> [Extracted material]
[START]

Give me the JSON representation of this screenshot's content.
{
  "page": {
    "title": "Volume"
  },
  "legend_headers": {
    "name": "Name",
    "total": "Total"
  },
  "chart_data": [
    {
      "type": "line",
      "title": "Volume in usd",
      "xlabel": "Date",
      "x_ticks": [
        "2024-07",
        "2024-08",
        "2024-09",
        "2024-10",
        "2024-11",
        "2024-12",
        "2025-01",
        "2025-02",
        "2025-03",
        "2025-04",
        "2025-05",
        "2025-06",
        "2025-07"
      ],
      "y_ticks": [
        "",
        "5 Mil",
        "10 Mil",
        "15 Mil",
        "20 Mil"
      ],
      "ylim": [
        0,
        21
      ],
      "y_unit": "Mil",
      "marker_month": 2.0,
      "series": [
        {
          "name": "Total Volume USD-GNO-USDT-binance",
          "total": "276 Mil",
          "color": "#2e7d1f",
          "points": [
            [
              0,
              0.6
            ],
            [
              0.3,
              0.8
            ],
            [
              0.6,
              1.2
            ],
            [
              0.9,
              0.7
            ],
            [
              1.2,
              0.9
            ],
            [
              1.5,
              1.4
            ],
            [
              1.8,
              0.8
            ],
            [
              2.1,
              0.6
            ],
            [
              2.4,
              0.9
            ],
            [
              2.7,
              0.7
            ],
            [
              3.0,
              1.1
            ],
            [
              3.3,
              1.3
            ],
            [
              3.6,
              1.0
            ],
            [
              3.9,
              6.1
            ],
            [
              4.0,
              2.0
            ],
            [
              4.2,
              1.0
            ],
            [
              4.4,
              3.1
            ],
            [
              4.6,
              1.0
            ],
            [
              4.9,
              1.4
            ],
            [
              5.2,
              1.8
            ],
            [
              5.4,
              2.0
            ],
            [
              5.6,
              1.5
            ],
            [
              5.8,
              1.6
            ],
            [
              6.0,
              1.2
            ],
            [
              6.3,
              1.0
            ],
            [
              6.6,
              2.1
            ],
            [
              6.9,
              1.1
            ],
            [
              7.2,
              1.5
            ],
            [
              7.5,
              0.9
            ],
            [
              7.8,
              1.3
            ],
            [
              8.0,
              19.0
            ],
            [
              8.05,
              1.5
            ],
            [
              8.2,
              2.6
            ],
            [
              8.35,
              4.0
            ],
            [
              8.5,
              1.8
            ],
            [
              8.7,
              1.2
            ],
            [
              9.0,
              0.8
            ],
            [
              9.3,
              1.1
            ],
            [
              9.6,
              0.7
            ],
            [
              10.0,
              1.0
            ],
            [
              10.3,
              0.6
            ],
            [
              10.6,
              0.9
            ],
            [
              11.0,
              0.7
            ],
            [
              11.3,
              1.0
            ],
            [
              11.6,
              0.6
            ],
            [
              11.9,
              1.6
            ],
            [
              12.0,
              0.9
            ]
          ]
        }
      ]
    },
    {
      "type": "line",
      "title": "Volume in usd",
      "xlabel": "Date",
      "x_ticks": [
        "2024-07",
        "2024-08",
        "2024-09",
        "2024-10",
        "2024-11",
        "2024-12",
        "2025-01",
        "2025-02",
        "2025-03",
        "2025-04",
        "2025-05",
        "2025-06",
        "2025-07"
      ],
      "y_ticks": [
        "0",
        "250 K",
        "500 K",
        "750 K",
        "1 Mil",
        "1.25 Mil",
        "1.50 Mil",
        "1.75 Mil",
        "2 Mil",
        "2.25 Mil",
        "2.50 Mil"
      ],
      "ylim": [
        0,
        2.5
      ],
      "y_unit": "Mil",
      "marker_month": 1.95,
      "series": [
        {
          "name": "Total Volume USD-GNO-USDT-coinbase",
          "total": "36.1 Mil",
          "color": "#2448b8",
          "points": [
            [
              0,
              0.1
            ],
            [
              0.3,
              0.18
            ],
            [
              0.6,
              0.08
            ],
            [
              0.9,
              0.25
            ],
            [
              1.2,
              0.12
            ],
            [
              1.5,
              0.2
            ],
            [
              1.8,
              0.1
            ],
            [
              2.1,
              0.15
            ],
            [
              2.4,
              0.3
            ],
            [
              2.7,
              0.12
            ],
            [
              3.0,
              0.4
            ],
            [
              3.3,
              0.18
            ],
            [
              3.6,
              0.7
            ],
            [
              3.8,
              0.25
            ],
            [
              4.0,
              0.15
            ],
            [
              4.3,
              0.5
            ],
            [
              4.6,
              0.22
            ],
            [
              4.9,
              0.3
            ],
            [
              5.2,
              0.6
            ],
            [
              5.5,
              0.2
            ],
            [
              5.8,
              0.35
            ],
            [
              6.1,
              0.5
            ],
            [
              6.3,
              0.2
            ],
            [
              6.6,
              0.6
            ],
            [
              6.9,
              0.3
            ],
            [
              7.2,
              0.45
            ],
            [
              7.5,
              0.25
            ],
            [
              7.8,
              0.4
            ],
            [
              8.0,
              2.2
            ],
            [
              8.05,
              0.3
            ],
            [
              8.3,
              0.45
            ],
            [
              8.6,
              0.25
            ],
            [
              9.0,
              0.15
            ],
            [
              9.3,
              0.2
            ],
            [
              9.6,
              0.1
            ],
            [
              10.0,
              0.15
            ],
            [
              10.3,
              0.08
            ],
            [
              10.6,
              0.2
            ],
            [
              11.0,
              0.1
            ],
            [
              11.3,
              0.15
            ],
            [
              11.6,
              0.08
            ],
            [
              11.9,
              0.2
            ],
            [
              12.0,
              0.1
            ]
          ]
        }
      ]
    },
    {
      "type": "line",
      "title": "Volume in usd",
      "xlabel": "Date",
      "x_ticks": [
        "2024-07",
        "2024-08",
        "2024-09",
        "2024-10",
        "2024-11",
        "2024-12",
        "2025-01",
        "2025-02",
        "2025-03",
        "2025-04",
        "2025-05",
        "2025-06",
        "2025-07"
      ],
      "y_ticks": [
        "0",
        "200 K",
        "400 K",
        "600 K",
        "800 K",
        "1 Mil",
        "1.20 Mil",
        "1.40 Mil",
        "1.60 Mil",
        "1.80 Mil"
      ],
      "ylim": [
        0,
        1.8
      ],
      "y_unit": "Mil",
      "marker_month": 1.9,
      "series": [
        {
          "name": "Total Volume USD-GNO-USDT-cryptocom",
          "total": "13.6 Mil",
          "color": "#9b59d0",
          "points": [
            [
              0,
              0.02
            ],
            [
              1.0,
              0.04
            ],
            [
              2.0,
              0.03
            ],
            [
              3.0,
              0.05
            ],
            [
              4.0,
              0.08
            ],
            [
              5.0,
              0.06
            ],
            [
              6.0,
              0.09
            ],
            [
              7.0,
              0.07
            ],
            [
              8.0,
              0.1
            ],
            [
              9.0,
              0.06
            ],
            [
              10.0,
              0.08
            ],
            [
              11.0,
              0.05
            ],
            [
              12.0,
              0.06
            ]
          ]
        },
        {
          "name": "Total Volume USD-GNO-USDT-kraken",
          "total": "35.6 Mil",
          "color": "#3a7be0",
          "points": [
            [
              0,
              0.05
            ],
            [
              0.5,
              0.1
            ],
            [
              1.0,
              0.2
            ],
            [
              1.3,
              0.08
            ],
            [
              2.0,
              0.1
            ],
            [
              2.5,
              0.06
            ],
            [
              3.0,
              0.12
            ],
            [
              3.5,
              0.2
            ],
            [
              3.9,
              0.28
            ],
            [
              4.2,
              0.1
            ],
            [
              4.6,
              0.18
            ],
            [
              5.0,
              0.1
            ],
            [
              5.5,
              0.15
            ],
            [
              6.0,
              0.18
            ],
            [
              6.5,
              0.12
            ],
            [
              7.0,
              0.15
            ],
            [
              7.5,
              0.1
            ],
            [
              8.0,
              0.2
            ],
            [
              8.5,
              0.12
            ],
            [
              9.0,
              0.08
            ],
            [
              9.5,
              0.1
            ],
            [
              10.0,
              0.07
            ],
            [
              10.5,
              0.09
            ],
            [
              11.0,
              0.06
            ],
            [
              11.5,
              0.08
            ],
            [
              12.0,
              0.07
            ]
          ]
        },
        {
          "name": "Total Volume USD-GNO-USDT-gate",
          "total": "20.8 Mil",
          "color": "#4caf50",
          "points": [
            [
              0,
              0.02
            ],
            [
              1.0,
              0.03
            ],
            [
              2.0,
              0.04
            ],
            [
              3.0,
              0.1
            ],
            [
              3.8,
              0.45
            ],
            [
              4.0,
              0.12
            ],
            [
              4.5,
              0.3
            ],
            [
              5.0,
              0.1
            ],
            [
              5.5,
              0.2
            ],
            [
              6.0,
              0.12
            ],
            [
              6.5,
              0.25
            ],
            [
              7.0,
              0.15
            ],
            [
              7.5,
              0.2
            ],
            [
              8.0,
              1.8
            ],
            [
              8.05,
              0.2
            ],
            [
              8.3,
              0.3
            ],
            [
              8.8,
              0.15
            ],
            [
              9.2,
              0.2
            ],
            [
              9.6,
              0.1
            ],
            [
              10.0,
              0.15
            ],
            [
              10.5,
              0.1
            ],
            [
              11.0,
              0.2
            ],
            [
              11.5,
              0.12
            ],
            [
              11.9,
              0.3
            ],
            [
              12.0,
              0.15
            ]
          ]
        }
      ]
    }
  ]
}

[END]

> [Task directions] Find all lines holding the string "USDT" and copy them.

> [Response to this exercise]
          "name": "Total Volume USD-GNO-USDT-binance",
          "name": "Total Volume USD-GNO-USDT-coinbase",
          "name": "Total Volume USD-GNO-USDT-cryptocom",
          "name": "Total Volume USD-GNO-USDT-kraken",
          "name": "Total Volume USD-GNO-USDT-gate",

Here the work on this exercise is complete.